begin

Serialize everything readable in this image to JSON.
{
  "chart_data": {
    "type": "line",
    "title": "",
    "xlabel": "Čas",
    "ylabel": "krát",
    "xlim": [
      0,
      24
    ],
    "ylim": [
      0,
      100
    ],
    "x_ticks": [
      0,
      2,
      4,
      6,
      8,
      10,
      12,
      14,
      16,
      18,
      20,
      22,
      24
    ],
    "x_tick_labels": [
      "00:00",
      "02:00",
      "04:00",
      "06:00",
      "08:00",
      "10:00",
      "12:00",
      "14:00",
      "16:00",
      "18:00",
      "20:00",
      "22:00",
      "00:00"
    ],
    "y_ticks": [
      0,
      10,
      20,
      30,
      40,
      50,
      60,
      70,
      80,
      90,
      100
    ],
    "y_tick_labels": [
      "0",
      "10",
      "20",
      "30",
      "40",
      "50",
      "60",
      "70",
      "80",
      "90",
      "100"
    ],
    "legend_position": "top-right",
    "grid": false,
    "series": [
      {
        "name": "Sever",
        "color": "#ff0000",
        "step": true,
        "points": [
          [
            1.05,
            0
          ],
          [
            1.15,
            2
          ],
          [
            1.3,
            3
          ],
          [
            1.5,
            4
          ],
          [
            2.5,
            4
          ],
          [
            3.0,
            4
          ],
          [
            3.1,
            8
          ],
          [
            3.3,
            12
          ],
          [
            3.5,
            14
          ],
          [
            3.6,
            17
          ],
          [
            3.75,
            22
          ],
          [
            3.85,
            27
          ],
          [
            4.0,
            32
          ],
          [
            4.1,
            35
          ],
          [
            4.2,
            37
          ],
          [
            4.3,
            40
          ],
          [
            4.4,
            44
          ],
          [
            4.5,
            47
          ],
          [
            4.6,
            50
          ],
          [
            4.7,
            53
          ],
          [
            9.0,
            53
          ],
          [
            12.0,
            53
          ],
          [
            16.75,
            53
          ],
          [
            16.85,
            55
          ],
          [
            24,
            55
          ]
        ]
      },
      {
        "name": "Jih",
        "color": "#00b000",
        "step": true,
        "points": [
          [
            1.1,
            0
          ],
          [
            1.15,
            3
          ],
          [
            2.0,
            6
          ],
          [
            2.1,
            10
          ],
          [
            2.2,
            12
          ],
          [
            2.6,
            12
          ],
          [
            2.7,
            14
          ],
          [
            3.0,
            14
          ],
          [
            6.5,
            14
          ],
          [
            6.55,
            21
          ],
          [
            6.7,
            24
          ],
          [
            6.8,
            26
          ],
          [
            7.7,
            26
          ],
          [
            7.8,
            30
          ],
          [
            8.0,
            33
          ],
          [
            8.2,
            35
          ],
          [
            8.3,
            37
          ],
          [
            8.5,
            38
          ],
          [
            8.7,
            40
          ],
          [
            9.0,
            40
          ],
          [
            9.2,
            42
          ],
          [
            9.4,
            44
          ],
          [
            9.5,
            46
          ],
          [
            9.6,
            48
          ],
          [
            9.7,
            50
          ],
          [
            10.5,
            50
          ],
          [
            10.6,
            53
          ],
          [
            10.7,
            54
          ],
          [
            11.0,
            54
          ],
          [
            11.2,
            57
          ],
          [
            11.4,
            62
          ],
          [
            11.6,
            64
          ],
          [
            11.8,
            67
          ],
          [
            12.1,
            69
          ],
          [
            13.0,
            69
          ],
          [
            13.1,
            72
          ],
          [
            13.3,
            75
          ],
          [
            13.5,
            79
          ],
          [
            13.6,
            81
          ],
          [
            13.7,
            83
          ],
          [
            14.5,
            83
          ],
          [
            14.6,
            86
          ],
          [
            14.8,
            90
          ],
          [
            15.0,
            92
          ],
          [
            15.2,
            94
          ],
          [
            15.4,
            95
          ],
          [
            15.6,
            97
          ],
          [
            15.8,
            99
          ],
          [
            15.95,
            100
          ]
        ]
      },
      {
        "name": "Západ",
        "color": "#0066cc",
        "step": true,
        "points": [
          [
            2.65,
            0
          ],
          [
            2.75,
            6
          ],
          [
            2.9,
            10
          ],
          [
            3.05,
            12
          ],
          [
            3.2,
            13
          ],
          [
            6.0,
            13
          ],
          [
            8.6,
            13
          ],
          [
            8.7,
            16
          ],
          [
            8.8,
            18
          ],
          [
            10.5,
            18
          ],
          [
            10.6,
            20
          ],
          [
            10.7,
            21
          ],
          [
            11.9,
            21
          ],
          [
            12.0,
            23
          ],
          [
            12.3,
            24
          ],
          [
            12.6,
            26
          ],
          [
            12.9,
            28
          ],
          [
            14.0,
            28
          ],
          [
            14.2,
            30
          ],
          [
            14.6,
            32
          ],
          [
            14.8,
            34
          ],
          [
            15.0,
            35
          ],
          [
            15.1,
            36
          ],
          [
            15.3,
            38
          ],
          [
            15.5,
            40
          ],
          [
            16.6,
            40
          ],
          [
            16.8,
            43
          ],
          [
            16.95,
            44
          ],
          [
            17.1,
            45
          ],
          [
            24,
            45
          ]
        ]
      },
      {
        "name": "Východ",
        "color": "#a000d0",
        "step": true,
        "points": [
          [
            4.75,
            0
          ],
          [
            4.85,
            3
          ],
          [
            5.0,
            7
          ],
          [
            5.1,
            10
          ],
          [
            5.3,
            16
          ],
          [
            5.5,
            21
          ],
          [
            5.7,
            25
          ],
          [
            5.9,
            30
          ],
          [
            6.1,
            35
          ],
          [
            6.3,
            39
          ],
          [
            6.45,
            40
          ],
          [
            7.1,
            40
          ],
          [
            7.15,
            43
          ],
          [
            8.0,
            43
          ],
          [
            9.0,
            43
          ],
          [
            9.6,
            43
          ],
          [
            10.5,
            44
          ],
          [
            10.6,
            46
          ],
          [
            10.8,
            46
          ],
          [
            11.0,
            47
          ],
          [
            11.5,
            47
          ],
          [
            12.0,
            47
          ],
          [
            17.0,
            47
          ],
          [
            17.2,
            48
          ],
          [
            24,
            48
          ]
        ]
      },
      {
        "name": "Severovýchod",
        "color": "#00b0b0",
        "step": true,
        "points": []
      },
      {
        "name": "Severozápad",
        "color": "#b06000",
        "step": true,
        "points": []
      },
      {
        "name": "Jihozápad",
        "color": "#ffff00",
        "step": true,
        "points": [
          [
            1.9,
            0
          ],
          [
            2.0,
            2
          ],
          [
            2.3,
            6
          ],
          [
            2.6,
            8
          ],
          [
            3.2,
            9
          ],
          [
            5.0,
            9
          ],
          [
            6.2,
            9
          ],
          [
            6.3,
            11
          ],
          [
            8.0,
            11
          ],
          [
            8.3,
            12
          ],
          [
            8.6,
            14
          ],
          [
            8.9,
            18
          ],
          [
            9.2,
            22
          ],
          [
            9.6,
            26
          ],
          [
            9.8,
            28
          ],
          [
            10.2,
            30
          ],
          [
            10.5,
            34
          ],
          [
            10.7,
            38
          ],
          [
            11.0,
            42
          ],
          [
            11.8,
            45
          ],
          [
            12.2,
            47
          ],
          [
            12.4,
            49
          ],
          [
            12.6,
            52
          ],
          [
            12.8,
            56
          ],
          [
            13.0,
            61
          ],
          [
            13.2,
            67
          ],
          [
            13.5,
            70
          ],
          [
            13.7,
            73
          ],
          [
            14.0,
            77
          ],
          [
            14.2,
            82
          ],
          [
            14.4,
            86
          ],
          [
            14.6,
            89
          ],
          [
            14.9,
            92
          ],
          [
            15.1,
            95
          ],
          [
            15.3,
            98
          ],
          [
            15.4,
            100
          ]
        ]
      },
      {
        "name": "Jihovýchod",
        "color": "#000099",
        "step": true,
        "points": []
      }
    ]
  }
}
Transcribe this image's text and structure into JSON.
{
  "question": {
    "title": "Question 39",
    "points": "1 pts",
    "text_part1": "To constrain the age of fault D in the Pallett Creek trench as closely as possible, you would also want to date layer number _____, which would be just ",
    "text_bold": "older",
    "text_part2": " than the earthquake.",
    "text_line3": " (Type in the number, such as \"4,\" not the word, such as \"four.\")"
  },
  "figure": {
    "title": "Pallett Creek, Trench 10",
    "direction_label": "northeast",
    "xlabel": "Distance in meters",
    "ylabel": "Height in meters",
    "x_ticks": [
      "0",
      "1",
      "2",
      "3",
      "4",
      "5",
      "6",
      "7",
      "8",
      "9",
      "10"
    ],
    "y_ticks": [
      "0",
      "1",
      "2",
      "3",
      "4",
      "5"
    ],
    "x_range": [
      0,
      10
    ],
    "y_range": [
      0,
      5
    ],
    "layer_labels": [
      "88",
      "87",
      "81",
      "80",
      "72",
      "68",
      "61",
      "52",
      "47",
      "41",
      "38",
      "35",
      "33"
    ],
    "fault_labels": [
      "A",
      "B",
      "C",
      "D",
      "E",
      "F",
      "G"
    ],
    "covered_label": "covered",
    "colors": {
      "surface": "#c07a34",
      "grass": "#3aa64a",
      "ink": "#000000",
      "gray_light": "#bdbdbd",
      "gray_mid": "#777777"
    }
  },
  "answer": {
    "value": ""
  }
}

end

▶ Exercise:
Tally how many lines of the material contain the word "Creek". The answer must be the number and nothing else.

▶ Solution to the exercise:
2